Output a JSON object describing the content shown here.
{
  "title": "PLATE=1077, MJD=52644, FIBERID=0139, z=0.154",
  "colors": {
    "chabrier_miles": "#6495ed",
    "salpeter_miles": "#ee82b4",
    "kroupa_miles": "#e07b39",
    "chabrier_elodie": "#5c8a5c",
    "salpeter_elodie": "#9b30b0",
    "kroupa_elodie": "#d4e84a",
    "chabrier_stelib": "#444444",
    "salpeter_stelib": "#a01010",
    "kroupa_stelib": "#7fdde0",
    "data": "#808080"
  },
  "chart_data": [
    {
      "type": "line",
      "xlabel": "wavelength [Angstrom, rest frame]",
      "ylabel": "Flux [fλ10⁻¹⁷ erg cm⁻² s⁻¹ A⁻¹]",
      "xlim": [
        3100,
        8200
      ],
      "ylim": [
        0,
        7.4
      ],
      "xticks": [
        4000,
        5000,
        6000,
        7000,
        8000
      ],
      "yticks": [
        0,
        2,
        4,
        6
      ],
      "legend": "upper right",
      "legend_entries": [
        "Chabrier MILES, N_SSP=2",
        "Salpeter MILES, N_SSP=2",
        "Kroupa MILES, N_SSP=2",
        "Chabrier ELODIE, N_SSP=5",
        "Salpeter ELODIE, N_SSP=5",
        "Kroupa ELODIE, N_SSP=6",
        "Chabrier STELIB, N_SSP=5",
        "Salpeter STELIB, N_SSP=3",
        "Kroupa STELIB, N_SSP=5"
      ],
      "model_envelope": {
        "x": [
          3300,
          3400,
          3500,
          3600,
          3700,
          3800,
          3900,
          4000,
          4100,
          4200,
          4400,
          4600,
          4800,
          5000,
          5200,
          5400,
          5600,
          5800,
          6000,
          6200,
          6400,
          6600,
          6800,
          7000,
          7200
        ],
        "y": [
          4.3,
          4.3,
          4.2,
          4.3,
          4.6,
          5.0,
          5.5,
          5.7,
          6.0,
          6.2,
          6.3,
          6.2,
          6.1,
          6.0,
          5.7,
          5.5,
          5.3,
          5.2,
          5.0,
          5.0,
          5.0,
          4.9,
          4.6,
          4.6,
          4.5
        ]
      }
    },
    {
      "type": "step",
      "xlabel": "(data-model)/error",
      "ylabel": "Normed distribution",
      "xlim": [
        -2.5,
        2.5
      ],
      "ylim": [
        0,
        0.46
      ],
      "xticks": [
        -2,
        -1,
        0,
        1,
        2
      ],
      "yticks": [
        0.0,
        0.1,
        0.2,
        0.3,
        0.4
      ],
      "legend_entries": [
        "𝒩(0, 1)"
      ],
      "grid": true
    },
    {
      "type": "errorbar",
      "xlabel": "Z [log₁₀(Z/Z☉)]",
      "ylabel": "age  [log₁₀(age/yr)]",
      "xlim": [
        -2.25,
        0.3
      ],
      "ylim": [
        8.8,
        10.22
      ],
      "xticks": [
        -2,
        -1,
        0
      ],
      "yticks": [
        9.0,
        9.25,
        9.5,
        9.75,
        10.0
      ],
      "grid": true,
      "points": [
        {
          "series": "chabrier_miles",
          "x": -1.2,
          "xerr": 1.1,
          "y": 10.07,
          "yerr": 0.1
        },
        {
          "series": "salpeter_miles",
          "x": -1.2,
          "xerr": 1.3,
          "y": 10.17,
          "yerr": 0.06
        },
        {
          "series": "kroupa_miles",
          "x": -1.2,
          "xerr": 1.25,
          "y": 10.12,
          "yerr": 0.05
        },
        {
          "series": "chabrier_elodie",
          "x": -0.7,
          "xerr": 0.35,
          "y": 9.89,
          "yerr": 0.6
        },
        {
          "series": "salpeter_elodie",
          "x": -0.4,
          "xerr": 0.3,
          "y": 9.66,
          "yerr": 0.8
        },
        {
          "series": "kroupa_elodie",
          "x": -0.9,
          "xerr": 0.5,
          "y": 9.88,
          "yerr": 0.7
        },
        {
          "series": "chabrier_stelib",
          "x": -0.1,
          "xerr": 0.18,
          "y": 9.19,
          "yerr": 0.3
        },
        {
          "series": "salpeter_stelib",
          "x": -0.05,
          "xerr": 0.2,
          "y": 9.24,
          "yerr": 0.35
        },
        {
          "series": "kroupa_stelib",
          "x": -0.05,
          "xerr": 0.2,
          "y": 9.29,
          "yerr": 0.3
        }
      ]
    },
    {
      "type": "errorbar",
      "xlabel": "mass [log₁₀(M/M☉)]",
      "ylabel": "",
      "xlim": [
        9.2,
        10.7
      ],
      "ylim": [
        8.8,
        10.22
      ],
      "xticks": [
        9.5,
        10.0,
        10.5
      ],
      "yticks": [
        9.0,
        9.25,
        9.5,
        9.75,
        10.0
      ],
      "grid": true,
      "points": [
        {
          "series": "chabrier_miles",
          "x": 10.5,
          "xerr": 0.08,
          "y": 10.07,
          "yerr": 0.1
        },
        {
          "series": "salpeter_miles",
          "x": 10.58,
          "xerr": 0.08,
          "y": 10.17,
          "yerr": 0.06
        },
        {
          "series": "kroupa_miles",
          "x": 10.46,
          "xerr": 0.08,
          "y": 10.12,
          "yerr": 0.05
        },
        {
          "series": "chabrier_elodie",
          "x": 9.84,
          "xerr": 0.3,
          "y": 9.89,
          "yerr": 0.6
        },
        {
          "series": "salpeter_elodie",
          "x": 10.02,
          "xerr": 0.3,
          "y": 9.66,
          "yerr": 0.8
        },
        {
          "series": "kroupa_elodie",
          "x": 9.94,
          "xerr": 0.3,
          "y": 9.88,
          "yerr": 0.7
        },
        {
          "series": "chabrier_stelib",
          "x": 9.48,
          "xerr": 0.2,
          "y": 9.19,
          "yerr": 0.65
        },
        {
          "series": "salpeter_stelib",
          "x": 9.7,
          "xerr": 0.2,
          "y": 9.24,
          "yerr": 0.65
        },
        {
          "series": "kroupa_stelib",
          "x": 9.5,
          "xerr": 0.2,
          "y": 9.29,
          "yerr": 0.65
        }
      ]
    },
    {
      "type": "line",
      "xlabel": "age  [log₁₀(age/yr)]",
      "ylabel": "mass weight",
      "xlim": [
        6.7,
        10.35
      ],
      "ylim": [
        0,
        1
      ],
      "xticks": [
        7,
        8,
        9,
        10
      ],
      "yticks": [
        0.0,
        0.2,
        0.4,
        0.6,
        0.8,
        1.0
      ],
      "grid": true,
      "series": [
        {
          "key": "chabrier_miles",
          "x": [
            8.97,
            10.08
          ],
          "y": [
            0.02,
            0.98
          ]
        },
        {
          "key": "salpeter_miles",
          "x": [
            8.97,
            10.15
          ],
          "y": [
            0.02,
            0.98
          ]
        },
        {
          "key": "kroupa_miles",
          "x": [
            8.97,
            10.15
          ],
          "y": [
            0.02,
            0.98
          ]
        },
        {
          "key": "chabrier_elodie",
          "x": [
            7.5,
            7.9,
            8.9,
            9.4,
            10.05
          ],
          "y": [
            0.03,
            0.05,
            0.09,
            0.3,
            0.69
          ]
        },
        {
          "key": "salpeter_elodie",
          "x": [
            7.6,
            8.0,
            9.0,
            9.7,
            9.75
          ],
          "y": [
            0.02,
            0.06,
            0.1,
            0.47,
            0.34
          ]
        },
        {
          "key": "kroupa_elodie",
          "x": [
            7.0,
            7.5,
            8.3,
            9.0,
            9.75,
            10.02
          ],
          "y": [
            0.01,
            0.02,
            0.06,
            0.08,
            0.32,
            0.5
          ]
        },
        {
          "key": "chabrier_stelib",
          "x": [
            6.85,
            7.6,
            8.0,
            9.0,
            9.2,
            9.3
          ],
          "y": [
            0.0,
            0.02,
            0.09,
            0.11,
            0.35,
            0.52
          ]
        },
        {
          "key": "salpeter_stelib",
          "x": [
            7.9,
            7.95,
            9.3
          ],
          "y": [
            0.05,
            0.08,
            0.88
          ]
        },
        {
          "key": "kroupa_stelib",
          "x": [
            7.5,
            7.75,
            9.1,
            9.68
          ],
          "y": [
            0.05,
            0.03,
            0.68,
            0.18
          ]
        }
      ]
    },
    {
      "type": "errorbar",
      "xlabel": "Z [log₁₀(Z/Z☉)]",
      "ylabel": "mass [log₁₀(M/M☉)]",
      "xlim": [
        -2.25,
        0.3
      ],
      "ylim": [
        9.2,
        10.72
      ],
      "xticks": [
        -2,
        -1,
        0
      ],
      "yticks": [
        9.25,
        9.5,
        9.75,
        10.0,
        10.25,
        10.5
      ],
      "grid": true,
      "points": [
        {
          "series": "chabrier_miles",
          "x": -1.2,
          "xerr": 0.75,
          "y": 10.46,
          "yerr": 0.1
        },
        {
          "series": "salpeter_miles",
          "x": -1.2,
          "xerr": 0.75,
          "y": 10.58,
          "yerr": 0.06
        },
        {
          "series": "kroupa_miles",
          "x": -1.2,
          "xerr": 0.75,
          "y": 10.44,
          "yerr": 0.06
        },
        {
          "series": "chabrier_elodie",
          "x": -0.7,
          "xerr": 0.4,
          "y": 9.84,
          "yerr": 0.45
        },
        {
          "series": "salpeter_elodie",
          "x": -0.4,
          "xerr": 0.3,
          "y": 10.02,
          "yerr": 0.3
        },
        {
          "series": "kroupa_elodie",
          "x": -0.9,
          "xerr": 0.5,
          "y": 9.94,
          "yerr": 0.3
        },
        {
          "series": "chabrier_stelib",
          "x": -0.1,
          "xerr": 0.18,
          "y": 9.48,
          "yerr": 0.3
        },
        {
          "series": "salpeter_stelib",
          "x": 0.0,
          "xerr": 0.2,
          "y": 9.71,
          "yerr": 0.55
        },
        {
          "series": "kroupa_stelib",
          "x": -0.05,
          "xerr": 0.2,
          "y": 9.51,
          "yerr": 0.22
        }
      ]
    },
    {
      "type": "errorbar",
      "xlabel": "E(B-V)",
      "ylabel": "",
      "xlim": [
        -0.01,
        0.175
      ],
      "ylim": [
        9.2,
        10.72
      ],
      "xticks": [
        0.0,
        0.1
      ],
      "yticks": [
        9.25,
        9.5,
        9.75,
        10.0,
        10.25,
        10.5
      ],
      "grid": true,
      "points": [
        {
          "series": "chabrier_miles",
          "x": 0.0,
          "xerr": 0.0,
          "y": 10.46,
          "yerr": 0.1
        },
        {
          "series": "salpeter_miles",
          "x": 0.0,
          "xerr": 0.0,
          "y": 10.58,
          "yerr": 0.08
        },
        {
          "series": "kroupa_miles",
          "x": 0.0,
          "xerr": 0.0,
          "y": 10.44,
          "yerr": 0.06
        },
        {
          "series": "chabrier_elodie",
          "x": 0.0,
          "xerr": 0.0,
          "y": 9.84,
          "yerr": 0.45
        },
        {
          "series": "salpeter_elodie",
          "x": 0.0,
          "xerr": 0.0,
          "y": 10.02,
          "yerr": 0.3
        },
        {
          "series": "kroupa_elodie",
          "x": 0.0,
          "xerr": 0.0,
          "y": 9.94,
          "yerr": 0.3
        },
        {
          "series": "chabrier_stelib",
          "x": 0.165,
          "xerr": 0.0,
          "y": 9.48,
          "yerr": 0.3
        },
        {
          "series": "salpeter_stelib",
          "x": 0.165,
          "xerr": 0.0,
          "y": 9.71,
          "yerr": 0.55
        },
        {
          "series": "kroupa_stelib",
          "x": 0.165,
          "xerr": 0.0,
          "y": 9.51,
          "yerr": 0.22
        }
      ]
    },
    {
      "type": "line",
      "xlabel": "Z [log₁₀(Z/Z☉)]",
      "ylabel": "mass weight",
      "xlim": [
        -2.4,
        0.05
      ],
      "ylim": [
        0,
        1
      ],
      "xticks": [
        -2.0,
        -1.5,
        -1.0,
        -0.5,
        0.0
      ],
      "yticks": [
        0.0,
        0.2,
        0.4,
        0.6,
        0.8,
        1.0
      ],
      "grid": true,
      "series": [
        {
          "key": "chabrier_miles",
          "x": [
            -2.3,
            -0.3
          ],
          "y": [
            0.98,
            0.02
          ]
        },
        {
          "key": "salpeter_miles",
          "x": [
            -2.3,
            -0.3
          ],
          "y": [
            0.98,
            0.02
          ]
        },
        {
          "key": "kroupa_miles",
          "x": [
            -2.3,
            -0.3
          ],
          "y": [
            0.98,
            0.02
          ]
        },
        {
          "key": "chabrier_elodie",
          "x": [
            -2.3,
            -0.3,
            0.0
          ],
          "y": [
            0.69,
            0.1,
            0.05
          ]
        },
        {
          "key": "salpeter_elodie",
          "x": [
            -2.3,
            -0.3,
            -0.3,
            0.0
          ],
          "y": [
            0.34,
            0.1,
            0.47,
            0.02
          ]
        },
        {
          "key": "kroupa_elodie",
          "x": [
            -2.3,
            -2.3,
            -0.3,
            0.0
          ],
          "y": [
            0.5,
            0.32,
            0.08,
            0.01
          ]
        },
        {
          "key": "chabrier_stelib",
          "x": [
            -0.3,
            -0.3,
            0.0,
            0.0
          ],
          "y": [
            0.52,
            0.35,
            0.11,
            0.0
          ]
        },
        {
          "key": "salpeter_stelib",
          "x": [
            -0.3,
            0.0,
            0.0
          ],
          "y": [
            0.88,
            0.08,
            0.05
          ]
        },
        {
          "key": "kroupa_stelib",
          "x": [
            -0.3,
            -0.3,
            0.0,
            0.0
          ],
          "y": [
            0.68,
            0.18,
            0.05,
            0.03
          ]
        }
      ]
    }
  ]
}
• • • •
- _TASK INSTRUCTIONS_
Gather each line in these records that contains the string "xlabel".

- _RESPONSE_
      "xlabel": "wavelength [Angstrom, rest frame]",
      "xlabel": "(data-model)/error",
      "xlabel": "Z [log₁₀(Z/Z☉)]",
      "xlabel": "mass [log₁₀(M/M☉)]",
      "xlabel": "age  [log₁₀(age/yr)]",
      "xlabel": "Z [log₁₀(Z/Z☉)]",
      "xlabel": "E(B-V)",
      "xlabel": "Z [log₁₀(Z/Z☉)]",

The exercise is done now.